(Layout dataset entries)

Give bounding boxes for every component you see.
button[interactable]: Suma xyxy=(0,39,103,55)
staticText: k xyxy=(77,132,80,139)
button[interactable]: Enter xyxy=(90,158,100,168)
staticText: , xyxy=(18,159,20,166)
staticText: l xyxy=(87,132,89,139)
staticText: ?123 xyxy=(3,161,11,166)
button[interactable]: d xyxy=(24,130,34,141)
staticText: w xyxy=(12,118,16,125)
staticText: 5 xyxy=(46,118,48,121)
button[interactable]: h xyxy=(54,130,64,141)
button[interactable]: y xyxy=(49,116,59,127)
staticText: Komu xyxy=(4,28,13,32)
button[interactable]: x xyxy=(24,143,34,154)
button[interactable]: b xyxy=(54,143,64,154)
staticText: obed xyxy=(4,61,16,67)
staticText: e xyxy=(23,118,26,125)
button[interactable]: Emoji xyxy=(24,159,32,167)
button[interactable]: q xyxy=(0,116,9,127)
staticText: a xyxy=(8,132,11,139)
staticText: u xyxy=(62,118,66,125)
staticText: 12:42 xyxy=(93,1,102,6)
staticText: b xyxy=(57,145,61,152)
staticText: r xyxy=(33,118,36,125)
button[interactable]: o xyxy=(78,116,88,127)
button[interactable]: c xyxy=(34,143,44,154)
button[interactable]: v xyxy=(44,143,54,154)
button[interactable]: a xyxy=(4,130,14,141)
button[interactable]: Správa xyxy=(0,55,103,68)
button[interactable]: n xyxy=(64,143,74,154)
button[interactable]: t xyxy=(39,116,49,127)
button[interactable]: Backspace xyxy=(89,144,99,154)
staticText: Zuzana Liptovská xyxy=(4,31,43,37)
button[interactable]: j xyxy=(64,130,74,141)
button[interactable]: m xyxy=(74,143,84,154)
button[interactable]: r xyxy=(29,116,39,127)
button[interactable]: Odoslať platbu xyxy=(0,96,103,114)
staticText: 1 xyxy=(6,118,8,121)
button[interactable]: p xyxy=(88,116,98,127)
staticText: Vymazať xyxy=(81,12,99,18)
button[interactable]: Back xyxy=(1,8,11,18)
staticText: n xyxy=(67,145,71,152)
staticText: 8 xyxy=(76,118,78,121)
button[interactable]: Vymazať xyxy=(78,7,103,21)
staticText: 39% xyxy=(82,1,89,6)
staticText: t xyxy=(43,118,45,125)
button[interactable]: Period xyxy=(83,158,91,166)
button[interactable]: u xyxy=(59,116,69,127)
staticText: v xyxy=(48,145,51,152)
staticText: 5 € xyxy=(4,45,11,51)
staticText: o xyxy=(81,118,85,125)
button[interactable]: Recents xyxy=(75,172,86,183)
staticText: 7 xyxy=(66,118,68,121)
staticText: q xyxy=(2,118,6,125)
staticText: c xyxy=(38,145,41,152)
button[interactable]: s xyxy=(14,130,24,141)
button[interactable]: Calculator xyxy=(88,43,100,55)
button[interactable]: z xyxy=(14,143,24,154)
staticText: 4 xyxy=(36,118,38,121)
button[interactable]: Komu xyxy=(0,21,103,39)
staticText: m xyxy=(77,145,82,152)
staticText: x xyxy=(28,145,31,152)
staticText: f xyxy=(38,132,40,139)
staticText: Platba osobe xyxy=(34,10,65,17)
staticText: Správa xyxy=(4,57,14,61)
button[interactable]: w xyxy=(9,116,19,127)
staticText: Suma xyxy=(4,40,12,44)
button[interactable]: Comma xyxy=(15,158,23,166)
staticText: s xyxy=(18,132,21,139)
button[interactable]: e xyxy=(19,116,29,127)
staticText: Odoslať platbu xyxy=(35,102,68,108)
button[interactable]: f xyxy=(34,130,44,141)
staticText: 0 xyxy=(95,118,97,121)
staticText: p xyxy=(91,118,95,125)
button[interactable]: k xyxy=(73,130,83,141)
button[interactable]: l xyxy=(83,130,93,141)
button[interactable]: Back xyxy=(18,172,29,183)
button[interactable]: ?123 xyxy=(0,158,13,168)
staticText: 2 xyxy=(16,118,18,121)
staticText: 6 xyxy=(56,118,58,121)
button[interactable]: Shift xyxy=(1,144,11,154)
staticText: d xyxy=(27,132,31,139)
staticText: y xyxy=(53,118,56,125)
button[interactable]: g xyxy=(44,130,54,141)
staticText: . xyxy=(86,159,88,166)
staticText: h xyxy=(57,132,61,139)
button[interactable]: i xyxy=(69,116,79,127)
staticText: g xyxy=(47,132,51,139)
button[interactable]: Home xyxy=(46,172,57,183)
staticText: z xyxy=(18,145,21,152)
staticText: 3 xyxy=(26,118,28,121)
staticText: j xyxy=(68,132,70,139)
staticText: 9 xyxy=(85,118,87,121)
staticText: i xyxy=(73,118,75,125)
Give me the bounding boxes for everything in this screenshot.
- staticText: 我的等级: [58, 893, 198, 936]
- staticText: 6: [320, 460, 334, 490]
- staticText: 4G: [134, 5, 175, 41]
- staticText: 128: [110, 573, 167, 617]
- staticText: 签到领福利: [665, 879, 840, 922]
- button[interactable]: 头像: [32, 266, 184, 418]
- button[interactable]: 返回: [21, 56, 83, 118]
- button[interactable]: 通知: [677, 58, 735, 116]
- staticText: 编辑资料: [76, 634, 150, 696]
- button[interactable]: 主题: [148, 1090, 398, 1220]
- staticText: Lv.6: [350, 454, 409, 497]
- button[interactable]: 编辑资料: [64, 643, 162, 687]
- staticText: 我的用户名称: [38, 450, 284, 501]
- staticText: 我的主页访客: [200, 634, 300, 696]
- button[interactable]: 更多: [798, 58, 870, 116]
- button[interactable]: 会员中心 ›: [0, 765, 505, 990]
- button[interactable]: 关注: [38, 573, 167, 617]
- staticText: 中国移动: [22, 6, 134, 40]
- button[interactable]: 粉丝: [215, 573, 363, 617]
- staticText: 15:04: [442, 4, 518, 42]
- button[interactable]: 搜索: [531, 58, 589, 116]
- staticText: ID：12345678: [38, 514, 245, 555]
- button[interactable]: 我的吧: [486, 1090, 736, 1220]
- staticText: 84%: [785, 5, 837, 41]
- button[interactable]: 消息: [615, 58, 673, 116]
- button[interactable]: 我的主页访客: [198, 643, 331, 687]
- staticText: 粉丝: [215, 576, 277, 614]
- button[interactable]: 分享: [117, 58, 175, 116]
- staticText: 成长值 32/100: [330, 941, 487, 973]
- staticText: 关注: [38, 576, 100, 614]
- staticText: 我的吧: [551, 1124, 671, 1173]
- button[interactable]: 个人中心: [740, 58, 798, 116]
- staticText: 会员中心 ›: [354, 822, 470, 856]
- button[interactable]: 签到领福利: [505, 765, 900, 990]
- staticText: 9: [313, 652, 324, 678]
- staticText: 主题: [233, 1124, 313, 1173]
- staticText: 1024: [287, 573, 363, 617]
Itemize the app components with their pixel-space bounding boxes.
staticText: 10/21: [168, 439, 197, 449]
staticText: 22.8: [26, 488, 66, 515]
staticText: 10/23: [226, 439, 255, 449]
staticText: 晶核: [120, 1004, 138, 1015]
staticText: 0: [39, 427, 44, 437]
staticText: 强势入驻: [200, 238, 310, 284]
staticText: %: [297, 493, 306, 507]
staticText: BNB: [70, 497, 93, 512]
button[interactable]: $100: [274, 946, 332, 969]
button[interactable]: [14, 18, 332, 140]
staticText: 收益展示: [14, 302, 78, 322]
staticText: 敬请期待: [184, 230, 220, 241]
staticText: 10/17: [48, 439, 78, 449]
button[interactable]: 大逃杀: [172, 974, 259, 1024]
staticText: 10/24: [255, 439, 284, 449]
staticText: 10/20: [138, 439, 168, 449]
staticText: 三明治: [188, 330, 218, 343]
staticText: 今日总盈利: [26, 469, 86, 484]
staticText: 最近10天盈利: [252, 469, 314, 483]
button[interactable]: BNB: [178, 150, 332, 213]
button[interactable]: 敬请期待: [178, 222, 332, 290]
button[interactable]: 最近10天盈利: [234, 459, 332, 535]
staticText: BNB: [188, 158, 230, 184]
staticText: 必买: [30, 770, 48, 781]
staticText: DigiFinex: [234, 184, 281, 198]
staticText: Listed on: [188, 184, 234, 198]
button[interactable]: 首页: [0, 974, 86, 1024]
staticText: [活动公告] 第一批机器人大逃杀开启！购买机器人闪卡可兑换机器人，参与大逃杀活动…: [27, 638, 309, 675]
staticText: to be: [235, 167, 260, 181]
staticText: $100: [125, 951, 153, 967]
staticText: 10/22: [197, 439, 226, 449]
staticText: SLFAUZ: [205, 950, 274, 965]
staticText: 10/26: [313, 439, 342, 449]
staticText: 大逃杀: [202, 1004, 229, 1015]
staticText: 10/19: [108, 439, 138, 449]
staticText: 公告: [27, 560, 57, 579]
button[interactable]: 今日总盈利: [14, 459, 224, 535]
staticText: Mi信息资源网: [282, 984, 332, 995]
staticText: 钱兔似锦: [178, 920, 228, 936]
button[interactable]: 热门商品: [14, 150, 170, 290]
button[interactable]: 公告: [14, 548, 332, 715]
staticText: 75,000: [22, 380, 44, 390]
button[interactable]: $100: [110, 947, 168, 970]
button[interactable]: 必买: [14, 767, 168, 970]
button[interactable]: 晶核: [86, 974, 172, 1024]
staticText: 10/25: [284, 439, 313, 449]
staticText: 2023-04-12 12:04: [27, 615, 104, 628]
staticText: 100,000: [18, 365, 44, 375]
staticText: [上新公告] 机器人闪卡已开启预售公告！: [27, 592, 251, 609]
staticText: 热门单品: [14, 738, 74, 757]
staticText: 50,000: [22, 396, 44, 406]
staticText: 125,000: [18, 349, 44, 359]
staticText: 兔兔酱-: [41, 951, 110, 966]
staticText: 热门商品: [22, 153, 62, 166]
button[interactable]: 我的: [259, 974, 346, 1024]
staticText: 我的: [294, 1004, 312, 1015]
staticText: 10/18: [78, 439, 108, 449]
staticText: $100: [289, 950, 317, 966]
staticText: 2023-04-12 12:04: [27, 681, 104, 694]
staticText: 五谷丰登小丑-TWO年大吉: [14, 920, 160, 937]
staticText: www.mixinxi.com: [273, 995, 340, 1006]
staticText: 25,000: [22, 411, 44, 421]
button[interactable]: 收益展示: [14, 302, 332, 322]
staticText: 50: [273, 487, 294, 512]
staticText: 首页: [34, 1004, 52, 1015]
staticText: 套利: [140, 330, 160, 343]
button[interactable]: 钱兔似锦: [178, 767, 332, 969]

The exercise. Convert the items into a numbered list, leaving out any blank lines. Begin at the first line of the items and stop after the line that contains "button[interactable]: q xyxy=(0,116,9,127)".

Exercise response.
1. Give bounding boxes for every component you see.
2. button[interactable]: Suma xyxy=(0,39,103,55)
3. staticText: k xyxy=(77,132,80,139)
4. button[interactable]: Enter xyxy=(90,158,100,168)
5. staticText: , xyxy=(18,159,20,166)
6. staticText: l xyxy=(87,132,89,139)
7. staticText: ?123 xyxy=(3,161,11,166)
8. button[interactable]: d xyxy=(24,130,34,141)
9. staticText: w xyxy=(12,118,16,125)
10. staticText: 5 xyxy=(46,118,48,121)
11. button[interactable]: h xyxy=(54,130,64,141)
12. button[interactable]: y xyxy=(49,116,59,127)
13. staticText: Komu xyxy=(4,28,13,32)
14. button[interactable]: x xyxy=(24,143,34,154)
15. button[interactable]: b xyxy=(54,143,64,154)
16. staticText: obed xyxy=(4,61,16,67)
17. staticText: e xyxy=(23,118,26,125)
18. button[interactable]: Emoji xyxy=(24,159,32,167)
19. button[interactable]: q xyxy=(0,116,9,127)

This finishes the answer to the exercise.